--- Dataset entries Enclosed Below ---
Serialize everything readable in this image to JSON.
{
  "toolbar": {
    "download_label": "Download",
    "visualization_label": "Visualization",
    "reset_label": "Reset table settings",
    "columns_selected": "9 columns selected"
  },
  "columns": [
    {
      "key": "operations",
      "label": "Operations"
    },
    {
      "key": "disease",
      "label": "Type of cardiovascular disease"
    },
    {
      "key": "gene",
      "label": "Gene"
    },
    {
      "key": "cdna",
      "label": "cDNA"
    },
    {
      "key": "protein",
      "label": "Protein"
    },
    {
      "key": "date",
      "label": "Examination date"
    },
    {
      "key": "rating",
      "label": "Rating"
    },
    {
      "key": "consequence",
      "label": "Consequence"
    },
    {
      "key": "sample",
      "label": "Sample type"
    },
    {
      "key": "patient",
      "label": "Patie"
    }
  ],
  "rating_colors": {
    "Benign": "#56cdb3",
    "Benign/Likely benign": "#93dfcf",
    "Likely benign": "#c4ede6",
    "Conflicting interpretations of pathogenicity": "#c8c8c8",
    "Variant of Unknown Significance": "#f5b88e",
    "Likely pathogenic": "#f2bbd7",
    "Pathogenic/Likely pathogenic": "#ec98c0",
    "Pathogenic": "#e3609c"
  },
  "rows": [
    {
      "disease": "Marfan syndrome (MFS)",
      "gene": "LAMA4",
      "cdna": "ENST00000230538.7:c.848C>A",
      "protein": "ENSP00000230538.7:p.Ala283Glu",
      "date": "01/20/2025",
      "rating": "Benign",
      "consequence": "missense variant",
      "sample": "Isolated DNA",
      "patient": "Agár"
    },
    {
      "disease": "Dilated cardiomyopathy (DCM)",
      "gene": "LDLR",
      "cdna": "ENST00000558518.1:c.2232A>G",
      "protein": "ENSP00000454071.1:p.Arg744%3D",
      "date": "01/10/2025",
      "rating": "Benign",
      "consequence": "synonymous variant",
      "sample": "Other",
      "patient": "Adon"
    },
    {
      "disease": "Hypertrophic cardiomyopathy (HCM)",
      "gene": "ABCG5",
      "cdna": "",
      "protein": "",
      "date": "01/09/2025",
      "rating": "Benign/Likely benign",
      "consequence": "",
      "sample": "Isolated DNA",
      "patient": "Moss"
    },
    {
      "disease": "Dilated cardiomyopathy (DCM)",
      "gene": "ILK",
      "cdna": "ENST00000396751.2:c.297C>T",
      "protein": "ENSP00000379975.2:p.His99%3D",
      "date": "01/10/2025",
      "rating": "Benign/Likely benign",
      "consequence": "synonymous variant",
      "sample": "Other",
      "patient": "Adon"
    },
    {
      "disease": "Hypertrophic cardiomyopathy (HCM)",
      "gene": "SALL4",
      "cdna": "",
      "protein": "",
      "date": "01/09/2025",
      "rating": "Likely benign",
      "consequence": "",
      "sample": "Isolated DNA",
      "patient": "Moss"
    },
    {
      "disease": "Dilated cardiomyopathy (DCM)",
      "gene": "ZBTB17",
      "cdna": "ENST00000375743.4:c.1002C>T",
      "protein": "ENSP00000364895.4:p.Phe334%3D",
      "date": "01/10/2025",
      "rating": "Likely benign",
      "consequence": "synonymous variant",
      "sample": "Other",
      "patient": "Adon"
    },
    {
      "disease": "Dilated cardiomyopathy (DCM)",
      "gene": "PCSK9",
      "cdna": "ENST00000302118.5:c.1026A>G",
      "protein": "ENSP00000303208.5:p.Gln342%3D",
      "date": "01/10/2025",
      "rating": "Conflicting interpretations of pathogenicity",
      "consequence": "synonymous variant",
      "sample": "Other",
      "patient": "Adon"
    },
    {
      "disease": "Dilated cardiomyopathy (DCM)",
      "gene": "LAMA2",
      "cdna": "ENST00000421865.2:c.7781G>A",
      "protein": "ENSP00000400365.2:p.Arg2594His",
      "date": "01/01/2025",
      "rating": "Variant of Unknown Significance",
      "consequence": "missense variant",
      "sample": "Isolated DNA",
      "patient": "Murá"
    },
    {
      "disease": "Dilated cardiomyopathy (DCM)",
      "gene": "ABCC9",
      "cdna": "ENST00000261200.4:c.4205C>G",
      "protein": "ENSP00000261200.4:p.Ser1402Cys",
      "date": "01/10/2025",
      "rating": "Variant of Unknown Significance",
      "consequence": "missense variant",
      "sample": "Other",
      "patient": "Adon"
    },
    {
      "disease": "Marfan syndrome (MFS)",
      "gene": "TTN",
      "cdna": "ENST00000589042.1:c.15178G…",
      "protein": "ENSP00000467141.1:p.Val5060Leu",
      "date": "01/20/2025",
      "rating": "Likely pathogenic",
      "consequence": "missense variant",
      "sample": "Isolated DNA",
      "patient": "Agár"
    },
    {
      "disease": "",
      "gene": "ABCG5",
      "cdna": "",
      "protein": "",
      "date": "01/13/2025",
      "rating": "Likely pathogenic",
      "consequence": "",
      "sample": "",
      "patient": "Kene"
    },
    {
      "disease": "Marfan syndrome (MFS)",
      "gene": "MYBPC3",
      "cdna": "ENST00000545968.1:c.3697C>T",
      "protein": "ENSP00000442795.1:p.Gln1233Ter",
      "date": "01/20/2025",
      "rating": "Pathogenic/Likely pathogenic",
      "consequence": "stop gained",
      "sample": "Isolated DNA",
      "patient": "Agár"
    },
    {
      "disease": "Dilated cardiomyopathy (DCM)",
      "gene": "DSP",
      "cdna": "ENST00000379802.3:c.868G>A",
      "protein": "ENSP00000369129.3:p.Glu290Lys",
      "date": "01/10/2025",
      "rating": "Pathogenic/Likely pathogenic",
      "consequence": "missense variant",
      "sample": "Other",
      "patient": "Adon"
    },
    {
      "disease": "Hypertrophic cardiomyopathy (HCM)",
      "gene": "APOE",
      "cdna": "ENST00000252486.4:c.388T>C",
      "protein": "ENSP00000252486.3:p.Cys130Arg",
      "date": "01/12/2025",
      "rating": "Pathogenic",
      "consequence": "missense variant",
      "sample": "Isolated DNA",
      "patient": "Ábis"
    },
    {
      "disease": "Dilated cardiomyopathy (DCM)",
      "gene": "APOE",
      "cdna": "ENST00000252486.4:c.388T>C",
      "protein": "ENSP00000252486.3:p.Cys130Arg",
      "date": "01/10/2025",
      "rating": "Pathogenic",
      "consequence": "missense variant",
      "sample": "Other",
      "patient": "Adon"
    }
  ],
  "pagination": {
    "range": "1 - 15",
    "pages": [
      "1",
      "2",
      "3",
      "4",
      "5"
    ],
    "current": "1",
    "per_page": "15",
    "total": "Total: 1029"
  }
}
--- End of Enclosed Dataset entries ---
▸ Work order:
Every entry must be duplicated exactly as it stands.

▸ Reply:
Serialize everything readable in this image to JSON.
{
  "toolbar": {
    "download_label": "Download",
    "visualization_label": "Visualization",
    "reset_label": "Reset table settings",
    "columns_selected": "9 columns selected"
  },
  "columns": [
    {
      "key": "operations",
      "label": "Operations"
    },
    {
      "key": "disease",
      "label": "Type of cardiovascular disease"
    },
    {
      "key": "gene",
      "label": "Gene"
    },
    {
      "key": "cdna",
      "label": "cDNA"
    },
    {
      "key": "protein",
      "label": "Protein"
    },
    {
      "key": "date",
      "label": "Examination date"
    },
    {
      "key": "rating",
      "label": "Rating"
    },
    {
      "key": "consequence",
      "label": "Consequence"
    },
    {
      "key": "sample",
      "label": "Sample type"
    },
    {
      "key": "patient",
      "label": "Patie"
    }
  ],
  "rating_colors": {
    "Benign": "#56cdb3",
    "Benign/Likely benign": "#93dfcf",
    "Likely benign": "#c4ede6",
    "Conflicting interpretations of pathogenicity": "#c8c8c8",
    "Variant of Unknown Significance": "#f5b88e",
    "Likely pathogenic": "#f2bbd7",
    "Pathogenic/Likely pathogenic": "#ec98c0",
    "Pathogenic": "#e3609c"
  },
  "rows": [
    {
      "disease": "Marfan syndrome (MFS)",
      "gene": "LAMA4",
      "cdna": "ENST00000230538.7:c.848C>A",
      "protein": "ENSP00000230538.7:p.Ala283Glu",
      "date": "01/20/2025",
      "rating": "Benign",
      "consequence": "missense variant",
      "sample": "Isolated DNA",
      "patient": "Agár"
    },
    {
      "disease": "Dilated cardiomyopathy (DCM)",
      "gene": "LDLR",
      "cdna": "ENST00000558518.1:c.2232A>G",
      "protein": "ENSP00000454071.1:p.Arg744%3D",
      "date": "01/10/2025",
      "rating": "Benign",
      "consequence": "synonymous variant",
      "sample": "Other",
      "patient": "Adon"
    },
    {
      "disease": "Hypertrophic cardiomyopathy (HCM)",
      "gene": "ABCG5",
      "cdna": "",
      "protein": "",
      "date": "01/09/2025",
      "rating": "Benign/Likely benign",
      "consequence": "",
      "sample": "Isolated DNA",
      "patient": "Moss"
    },
    {
      "disease": "Dilated cardiomyopathy (DCM)",
      "gene": "ILK",
      "cdna": "ENST00000396751.2:c.297C>T",
      "protein": "ENSP00000379975.2:p.His99%3D",
      "date": "01/10/2025",
      "rating": "Benign/Likely benign",
      "consequence": "synonymous variant",
      "sample": "Other",
      "patient": "Adon"
    },
    {
      "disease": "Hypertrophic cardiomyopathy (HCM)",
      "gene": "SALL4",
      "cdna": "",
      "protein": "",
      "date": "01/09/2025",
      "rating": "Likely benign",
      "consequence": "",
      "sample": "Isolated DNA",
      "patient": "Moss"
    },
    {
      "disease": "Dilated cardiomyopathy (DCM)",
      "gene": "ZBTB17",
      "cdna": "ENST00000375743.4:c.1002C>T",
      "protein": "ENSP00000364895.4:p.Phe334%3D",
      "date": "01/10/2025",
      "rating": "Likely benign",
      "consequence": "synonymous variant",
      "sample": "Other",
      "patient": "Adon"
    },
    {
      "disease": "Dilated cardiomyopathy (DCM)",
      "gene": "PCSK9",
      "cdna": "ENST00000302118.5:c.1026A>G",
      "protein": "ENSP00000303208.5:p.Gln342%3D",
      "date": "01/10/2025",
      "rating": "Conflicting interpretations of pathogenicity",
      "consequence": "synonymous variant",
      "sample": "Other",
      "patient": "Adon"
    },
    {
      "disease": "Dilated cardiomyopathy (DCM)",
      "gene": "LAMA2",
      "cdna": "ENST00000421865.2:c.7781G>A",
      "protein": "ENSP00000400365.2:p.Arg2594His",
      "date": "01/01/2025",
      "rating": "Variant of Unknown Significance",
      "consequence": "missense variant",
      "sample": "Isolated DNA",
      "patient": "Murá"
    },
    {
      "disease": "Dilated cardiomyopathy (DCM)",
      "gene": "ABCC9",
      "cdna": "ENST00000261200.4:c.4205C>G",
      "protein": "ENSP00000261200.4:p.Ser1402Cys",
      "date": "01/10/2025",
      "rating": "Variant of Unknown Significance",
      "consequence": "missense variant",
      "sample": "Other",
      "patient": "Adon"
    },
    {
      "disease": "Marfan syndrome (MFS)",
      "gene": "TTN",
      "cdna": "ENST00000589042.1:c.15178G…",
      "protein": "ENSP00000467141.1:p.Val5060Leu",
      "date": "01/20/2025",
      "rating": "Likely pathogenic",
      "consequence": "missense variant",
      "sample": "Isolated DNA",
      "patient": "Agár"
    },
    {
      "disease": "",
      "gene": "ABCG5",
      "cdna": "",
      "protein": "",
      "date": "01/13/2025",
      "rating": "Likely pathogenic",
      "consequence": "",
      "sample": "",
      "patient": "Kene"
    },
    {
      "disease": "Marfan syndrome (MFS)",
      "gene": "MYBPC3",
      "cdna": "ENST00000545968.1:c.3697C>T",
      "protein": "ENSP00000442795.1:p.Gln1233Ter",
      "date": "01/20/2025",
      "rating": "Pathogenic/Likely pathogenic",
      "consequence": "stop gained",
      "sample": "Isolated DNA",
      "patient": "Agár"
    },
    {
      "disease": "Dilated cardiomyopathy (DCM)",
      "gene": "DSP",
      "cdna": "ENST00000379802.3:c.868G>A",
      "protein": "ENSP00000369129.3:p.Glu290Lys",
      "date": "01/10/2025",
      "rating": "Pathogenic/Likely pathogenic",
      "consequence": "missense variant",
      "sample": "Other",
      "patient": "Adon"
    },
    {
      "disease": "Hypertrophic cardiomyopathy (HCM)",
      "gene": "APOE",
      "cdna": "ENST00000252486.4:c.388T>C",
      "protein": "ENSP00000252486.3:p.Cys130Arg",
      "date": "01/12/2025",
      "rating": "Pathogenic",
      "consequence": "missense variant",
      "sample": "Isolated DNA",
      "patient": "Ábis"
    },
    {
      "disease": "Dilated cardiomyopathy (DCM)",
      "gene": "APOE",
      "cdna": "ENST00000252486.4:c.388T>C",
      "protein": "ENSP00000252486.3:p.Cys130Arg",
      "date": "01/10/2025",
      "rating": "Pathogenic",
      "consequence": "missense variant",
      "sample": "Other",
      "patient": "Adon"
    }
  ],
  "pagination": {
    "range": "1 - 15",
    "pages": [
      "1",
      "2",
      "3",
      "4",
      "5"
    ],
    "current": "1",
    "per_page": "15",
    "total": "Total: 1029"
  }
}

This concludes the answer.